# START OF SOURCE MATERIAL
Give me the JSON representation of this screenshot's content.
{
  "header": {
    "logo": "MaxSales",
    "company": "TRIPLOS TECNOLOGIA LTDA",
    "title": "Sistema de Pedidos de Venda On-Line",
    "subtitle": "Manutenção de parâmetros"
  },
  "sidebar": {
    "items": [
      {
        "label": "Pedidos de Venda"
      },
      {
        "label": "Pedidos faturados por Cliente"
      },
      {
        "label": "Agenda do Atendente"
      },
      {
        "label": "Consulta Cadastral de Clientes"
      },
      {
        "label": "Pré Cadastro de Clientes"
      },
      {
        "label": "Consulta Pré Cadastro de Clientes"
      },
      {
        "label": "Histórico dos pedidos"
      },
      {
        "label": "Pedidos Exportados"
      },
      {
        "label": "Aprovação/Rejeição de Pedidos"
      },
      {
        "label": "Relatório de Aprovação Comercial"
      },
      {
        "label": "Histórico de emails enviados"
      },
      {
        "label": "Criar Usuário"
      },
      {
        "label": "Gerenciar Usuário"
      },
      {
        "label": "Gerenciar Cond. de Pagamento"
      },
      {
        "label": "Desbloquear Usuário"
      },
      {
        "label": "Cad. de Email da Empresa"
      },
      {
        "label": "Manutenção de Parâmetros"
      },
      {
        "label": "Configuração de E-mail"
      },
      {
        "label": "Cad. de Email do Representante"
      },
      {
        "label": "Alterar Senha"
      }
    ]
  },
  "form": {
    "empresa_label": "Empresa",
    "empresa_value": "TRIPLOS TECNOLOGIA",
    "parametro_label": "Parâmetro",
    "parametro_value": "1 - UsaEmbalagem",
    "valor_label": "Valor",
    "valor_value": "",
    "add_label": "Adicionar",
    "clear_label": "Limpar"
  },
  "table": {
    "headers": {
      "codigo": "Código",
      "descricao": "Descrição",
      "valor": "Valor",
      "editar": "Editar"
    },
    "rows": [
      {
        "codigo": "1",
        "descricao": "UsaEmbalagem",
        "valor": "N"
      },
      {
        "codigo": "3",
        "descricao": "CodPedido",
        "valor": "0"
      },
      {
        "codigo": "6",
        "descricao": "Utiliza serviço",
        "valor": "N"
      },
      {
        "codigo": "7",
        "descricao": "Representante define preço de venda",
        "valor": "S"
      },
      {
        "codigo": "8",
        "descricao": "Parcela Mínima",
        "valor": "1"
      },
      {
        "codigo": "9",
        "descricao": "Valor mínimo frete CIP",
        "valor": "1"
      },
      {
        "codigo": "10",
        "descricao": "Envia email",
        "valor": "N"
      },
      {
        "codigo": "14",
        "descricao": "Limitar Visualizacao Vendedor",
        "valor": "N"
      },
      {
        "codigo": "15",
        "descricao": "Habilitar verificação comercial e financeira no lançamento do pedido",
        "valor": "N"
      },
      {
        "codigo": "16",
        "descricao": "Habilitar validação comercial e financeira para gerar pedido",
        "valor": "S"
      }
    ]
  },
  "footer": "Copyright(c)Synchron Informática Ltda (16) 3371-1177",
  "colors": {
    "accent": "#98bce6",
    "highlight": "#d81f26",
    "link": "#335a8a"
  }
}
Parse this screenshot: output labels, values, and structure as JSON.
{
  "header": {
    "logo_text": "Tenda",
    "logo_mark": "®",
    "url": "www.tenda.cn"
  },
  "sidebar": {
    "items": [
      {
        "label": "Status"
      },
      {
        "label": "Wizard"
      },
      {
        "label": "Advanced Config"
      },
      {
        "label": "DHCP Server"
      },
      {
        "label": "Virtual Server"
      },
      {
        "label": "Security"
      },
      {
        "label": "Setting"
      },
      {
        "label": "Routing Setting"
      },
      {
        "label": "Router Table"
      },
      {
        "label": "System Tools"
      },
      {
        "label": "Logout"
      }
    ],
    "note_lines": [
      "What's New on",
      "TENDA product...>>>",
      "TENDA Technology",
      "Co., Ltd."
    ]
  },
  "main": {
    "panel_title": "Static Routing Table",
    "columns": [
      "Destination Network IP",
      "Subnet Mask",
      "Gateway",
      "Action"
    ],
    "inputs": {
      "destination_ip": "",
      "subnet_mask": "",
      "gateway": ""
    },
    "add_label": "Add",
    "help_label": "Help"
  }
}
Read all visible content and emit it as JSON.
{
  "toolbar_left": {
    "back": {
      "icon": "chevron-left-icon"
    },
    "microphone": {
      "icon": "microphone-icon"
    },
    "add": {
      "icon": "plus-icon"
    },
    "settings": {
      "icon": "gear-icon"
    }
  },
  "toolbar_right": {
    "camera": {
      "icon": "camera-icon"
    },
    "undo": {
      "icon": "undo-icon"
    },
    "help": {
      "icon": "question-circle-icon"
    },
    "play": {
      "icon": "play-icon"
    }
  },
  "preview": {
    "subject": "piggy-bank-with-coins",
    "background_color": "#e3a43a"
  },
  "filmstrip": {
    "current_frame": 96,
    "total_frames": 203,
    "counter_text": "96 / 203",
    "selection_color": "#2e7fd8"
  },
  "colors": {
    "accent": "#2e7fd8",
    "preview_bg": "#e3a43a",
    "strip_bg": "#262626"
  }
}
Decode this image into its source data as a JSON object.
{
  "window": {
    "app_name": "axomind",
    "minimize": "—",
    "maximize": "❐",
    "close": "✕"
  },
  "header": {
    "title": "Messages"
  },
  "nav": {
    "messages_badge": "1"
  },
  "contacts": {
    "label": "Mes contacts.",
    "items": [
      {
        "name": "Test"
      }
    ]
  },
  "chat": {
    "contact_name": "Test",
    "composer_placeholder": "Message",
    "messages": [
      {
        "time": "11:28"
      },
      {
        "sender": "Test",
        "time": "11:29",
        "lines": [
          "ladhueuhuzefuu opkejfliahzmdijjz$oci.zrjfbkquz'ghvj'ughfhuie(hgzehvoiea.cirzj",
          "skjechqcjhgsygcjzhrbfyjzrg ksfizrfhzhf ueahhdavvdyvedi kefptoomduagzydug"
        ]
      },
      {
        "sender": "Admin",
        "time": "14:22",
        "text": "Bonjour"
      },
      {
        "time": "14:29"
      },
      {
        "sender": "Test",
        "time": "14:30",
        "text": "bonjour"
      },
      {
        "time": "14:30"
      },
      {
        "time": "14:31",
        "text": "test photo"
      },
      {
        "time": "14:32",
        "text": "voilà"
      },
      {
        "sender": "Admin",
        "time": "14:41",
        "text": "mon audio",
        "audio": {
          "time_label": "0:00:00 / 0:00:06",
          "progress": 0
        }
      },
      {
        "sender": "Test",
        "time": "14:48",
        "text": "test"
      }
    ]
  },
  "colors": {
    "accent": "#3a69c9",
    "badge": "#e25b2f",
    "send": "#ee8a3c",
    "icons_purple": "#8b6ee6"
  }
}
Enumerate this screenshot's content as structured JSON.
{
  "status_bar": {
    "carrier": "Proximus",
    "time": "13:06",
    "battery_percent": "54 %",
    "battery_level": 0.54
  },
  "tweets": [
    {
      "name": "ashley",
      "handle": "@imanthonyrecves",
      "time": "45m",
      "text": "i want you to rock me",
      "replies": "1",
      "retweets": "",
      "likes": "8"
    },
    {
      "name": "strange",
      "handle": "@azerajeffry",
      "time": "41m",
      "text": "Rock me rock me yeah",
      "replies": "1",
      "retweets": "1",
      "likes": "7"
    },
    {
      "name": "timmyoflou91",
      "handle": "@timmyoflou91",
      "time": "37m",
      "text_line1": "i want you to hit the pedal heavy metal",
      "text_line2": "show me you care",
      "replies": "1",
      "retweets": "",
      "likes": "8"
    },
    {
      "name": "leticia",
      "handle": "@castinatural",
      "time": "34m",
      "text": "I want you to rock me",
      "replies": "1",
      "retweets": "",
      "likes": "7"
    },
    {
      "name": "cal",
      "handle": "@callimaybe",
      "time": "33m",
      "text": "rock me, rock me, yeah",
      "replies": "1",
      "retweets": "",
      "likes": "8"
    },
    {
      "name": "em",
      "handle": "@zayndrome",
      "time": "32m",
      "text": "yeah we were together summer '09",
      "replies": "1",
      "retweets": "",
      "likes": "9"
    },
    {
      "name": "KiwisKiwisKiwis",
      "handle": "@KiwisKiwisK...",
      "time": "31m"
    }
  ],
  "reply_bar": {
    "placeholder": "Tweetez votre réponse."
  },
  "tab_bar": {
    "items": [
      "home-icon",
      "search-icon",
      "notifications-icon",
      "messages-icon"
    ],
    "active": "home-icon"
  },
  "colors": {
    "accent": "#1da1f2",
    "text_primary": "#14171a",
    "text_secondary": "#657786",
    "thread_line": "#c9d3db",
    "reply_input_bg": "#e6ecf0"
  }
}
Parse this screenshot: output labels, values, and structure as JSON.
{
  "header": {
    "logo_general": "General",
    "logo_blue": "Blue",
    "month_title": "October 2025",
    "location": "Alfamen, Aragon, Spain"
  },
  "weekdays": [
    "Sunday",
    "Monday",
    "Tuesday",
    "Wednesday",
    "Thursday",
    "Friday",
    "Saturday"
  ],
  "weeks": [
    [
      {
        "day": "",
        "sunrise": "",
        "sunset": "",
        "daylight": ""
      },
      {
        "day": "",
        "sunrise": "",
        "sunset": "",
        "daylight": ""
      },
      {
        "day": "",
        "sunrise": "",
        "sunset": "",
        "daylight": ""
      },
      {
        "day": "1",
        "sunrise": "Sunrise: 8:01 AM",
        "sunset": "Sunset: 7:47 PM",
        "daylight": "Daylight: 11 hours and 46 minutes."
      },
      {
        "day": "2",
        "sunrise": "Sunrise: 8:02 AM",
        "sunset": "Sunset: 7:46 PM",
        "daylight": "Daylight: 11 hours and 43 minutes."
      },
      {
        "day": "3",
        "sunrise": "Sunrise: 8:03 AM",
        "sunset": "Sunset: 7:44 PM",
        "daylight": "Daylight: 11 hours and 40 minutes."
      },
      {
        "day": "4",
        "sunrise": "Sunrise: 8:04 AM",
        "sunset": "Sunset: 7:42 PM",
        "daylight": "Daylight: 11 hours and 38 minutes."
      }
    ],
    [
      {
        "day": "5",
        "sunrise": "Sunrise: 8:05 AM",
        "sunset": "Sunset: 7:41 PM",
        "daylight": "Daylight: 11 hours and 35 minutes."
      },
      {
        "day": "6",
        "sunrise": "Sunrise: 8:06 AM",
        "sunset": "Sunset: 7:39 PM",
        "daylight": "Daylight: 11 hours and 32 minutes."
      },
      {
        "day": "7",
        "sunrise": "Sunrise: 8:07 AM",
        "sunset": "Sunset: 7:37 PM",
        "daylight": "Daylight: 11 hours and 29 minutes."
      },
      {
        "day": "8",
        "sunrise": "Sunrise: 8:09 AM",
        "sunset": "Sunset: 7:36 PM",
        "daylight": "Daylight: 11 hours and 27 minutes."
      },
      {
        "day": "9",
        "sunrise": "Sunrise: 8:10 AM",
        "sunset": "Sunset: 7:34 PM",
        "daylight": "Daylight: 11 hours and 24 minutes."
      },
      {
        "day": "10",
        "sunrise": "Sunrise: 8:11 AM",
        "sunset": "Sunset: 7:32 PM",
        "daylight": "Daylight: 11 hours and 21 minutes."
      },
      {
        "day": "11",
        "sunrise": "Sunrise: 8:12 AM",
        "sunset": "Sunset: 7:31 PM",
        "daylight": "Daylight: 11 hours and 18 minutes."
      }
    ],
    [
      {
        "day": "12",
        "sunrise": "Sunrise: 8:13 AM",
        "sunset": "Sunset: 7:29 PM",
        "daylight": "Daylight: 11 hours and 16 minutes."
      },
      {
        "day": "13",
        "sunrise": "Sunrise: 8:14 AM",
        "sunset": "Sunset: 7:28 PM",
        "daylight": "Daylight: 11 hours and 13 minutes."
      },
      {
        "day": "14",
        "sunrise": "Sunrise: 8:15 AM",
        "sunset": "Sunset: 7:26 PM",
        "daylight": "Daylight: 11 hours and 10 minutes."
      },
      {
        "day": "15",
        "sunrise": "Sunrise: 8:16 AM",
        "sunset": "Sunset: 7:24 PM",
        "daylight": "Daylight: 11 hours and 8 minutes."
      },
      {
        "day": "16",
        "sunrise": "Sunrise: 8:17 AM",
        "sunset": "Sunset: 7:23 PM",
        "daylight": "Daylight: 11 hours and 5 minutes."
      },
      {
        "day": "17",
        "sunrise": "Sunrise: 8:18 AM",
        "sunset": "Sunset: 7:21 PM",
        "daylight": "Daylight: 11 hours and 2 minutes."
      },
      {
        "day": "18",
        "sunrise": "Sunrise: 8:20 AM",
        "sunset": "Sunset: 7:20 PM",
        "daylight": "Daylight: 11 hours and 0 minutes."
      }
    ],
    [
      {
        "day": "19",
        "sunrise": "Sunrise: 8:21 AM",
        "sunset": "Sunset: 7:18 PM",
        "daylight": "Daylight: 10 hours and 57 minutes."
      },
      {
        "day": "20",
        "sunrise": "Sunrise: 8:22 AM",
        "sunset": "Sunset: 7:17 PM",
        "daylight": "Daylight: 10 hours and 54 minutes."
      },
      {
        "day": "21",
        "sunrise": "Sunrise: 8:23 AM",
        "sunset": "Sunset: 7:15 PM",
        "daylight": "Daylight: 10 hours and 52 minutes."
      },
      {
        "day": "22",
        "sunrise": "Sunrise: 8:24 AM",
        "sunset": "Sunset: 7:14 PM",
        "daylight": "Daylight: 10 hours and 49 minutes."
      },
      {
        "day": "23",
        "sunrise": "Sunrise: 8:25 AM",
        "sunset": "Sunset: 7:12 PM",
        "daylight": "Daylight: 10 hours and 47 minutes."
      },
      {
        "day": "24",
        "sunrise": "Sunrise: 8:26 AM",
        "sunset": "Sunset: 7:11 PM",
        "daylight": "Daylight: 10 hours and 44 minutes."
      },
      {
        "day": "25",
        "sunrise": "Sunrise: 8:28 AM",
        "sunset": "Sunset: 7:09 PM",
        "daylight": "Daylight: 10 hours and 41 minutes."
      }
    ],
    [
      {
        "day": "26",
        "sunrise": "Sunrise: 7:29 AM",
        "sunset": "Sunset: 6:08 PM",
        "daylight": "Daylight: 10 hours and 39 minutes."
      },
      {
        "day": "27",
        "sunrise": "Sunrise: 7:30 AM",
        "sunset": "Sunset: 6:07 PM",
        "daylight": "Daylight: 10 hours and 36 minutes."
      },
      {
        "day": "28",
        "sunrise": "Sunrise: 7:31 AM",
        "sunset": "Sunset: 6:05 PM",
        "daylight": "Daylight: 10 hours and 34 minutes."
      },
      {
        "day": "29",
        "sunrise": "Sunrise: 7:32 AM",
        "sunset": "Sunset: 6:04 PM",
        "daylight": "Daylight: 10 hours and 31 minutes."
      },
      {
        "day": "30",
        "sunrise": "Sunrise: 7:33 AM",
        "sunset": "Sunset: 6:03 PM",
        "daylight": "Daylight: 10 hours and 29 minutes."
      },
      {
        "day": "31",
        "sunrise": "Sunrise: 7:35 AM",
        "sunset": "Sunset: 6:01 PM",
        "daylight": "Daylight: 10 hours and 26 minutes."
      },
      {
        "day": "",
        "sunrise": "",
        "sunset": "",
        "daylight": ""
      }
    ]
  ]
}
# END OF SOURCE MATERIAL
* EXERCISE DETAILS
Look through the entries above; copy every line holding the string "Clientes".

* THE ANSWER
        "label": "Consulta Cadastral de Clientes"
        "label": "Pré Cadastro de Clientes"
        "label": "Consulta Pré Cadastro de Clientes"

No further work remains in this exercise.